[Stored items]
--*--
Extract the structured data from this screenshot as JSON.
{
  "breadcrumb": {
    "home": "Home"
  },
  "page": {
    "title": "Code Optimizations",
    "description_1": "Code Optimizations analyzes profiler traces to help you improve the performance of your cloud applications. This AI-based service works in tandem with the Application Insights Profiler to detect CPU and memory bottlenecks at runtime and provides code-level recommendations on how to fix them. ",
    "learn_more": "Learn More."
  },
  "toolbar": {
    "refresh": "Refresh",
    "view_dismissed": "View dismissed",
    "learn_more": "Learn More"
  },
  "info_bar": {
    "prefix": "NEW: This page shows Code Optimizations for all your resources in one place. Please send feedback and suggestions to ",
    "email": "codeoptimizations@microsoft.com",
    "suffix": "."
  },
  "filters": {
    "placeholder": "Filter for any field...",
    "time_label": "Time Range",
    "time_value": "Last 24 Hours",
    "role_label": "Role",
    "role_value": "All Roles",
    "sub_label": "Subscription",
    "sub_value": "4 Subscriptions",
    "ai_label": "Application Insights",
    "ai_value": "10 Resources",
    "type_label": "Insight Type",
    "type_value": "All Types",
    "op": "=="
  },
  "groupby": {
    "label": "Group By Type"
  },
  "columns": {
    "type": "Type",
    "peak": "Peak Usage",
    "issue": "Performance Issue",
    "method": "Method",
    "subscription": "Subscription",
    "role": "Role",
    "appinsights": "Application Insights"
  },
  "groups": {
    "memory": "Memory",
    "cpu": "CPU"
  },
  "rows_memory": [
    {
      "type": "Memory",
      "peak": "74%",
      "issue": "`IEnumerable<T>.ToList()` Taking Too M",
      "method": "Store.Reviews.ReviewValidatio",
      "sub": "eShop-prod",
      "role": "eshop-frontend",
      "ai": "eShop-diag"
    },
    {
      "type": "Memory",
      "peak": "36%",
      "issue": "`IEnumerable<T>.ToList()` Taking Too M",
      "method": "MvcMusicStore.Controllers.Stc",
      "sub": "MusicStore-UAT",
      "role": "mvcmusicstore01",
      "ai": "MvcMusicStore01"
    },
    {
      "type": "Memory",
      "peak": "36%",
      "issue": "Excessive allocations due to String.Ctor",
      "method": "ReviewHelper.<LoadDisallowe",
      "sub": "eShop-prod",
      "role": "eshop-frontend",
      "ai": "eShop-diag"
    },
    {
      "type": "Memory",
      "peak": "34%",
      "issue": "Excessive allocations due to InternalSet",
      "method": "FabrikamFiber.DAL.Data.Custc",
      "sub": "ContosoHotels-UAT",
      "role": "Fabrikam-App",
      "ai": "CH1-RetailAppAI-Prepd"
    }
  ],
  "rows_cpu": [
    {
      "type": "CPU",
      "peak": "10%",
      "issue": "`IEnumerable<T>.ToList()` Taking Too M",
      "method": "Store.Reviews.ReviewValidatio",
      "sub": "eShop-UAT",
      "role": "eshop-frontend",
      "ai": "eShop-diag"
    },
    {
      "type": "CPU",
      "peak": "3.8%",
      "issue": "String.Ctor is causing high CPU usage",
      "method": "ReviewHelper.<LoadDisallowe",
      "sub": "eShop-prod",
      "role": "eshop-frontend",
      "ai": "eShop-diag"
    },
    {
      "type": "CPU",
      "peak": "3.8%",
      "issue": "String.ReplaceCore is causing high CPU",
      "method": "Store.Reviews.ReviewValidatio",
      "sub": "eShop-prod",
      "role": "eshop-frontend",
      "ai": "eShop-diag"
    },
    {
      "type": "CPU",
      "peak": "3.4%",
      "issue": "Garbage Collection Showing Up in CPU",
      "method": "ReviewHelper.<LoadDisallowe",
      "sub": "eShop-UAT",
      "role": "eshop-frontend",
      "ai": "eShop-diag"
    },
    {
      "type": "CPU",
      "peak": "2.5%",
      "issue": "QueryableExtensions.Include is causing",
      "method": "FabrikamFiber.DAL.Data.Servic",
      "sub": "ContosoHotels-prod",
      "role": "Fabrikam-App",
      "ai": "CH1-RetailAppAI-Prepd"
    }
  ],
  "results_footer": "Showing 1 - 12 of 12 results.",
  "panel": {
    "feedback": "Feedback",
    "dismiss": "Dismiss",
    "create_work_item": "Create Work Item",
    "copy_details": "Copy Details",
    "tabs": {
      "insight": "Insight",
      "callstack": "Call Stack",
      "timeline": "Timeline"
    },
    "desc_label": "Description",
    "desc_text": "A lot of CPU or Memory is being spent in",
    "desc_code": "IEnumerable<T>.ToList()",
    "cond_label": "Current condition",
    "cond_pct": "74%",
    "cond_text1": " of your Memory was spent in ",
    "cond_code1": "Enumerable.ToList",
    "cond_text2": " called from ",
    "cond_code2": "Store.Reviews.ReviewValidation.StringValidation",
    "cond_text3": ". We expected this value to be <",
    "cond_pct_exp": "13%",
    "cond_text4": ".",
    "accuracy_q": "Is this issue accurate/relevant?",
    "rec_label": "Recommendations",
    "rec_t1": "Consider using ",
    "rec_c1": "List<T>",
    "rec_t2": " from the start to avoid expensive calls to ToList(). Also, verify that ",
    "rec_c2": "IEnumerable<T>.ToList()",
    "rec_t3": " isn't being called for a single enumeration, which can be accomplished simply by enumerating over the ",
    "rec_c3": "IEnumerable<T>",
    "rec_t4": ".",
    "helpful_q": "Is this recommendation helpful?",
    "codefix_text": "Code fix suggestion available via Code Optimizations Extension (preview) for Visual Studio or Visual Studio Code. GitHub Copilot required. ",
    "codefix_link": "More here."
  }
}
--*--
Direction:
Copy out the data shown above without altering anything.

Solution for this task:
Extract the structured data from this screenshot as JSON.
{
  "breadcrumb": {
    "home": "Home"
  },
  "page": {
    "title": "Code Optimizations",
    "description_1": "Code Optimizations analyzes profiler traces to help you improve the performance of your cloud applications. This AI-based service works in tandem with the Application Insights Profiler to detect CPU and memory bottlenecks at runtime and provides code-level recommendations on how to fix them. ",
    "learn_more": "Learn More."
  },
  "toolbar": {
    "refresh": "Refresh",
    "view_dismissed": "View dismissed",
    "learn_more": "Learn More"
  },
  "info_bar": {
    "prefix": "NEW: This page shows Code Optimizations for all your resources in one place. Please send feedback and suggestions to ",
    "email": "codeoptimizations@microsoft.com",
    "suffix": "."
  },
  "filters": {
    "placeholder": "Filter for any field...",
    "time_label": "Time Range",
    "time_value": "Last 24 Hours",
    "role_label": "Role",
    "role_value": "All Roles",
    "sub_label": "Subscription",
    "sub_value": "4 Subscriptions",
    "ai_label": "Application Insights",
    "ai_value": "10 Resources",
    "type_label": "Insight Type",
    "type_value": "All Types",
    "op": "=="
  },
  "groupby": {
    "label": "Group By Type"
  },
  "columns": {
    "type": "Type",
    "peak": "Peak Usage",
    "issue": "Performance Issue",
    "method": "Method",
    "subscription": "Subscription",
    "role": "Role",
    "appinsights": "Application Insights"
  },
  "groups": {
    "memory": "Memory",
    "cpu": "CPU"
  },
  "rows_memory": [
    {
      "type": "Memory",
      "peak": "74%",
      "issue": "`IEnumerable<T>.ToList()` Taking Too M",
      "method": "Store.Reviews.ReviewValidatio",
      "sub": "eShop-prod",
      "role": "eshop-frontend",
      "ai": "eShop-diag"
    },
    {
      "type": "Memory",
      "peak": "36%",
      "issue": "`IEnumerable<T>.ToList()` Taking Too M",
      "method": "MvcMusicStore.Controllers.Stc",
      "sub": "MusicStore-UAT",
      "role": "mvcmusicstore01",
      "ai": "MvcMusicStore01"
    },
    {
      "type": "Memory",
      "peak": "36%",
      "issue": "Excessive allocations due to String.Ctor",
      "method": "ReviewHelper.<LoadDisallowe",
      "sub": "eShop-prod",
      "role": "eshop-frontend",
      "ai": "eShop-diag"
    },
    {
      "type": "Memory",
      "peak": "34%",
      "issue": "Excessive allocations due to InternalSet",
      "method": "FabrikamFiber.DAL.Data.Custc",
      "sub": "ContosoHotels-UAT",
      "role": "Fabrikam-App",
      "ai": "CH1-RetailAppAI-Prepd"
    }
  ],
  "rows_cpu": [
    {
      "type": "CPU",
      "peak": "10%",
      "issue": "`IEnumerable<T>.ToList()` Taking Too M",
      "method": "Store.Reviews.ReviewValidatio",
      "sub": "eShop-UAT",
      "role": "eshop-frontend",
      "ai": "eShop-diag"
    },
    {
      "type": "CPU",
      "peak": "3.8%",
      "issue": "String.Ctor is causing high CPU usage",
      "method": "ReviewHelper.<LoadDisallowe",
      "sub": "eShop-prod",
      "role": "eshop-frontend",
      "ai": "eShop-diag"
    },
    {
      "type": "CPU",
      "peak": "3.8%",
      "issue": "String.ReplaceCore is causing high CPU",
      "method": "Store.Reviews.ReviewValidatio",
      "sub": "eShop-prod",
      "role": "eshop-frontend",
      "ai": "eShop-diag"
    },
    {
      "type": "CPU",
      "peak": "3.4%",
      "issue": "Garbage Collection Showing Up in CPU",
      "method": "ReviewHelper.<LoadDisallowe",
      "sub": "eShop-UAT",
      "role": "eshop-frontend",
      "ai": "eShop-diag"
    },
    {
      "type": "CPU",
      "peak": "2.5%",
      "issue": "QueryableExtensions.Include is causing",
      "method": "FabrikamFiber.DAL.Data.Servic",
      "sub": "ContosoHotels-prod",
      "role": "Fabrikam-App",
      "ai": "CH1-RetailAppAI-Prepd"
    }
  ],
  "results_footer": "Showing 1 - 12 of 12 results.",
  "panel": {
    "feedback": "Feedback",
    "dismiss": "Dismiss",
    "create_work_item": "Create Work Item",
    "copy_details": "Copy Details",
    "tabs": {
      "insight": "Insight",
      "callstack": "Call Stack",
      "timeline": "Timeline"
    },
    "desc_label": "Description",
    "desc_text": "A lot of CPU or Memory is being spent in",
    "desc_code": "IEnumerable<T>.ToList()",
    "cond_label": "Current condition",
    "cond_pct": "74%",
    "cond_text1": " of your Memory was spent in ",
    "cond_code1": "Enumerable.ToList",
    "cond_text2": " called from ",
    "cond_code2": "Store.Reviews.ReviewValidation.StringValidation",
    "cond_text3": ". We expected this value to be <",
    "cond_pct_exp": "13%",
    "cond_text4": ".",
    "accuracy_q": "Is this issue accurate/relevant?",
    "rec_label": "Recommendations",
    "rec_t1": "Consider using ",
    "rec_c1": "List<T>",
    "rec_t2": " from the start to avoid expensive calls to ToList(). Also, verify that ",
    "rec_c2": "IEnumerable<T>.ToList()",
    "rec_t3": " isn't being called for a single enumeration, which can be accomplished simply by enumerating over the ",
    "rec_c3": "IEnumerable<T>",
    "rec_t4": ".",
    "helpful_q": "Is this recommendation helpful?",
    "codefix_text": "Code fix suggestion available via Code Optimizations Extension (preview) for Visual Studio or Visual Studio Code. GitHub Copilot required. ",
    "codefix_link": "More here."
  }
}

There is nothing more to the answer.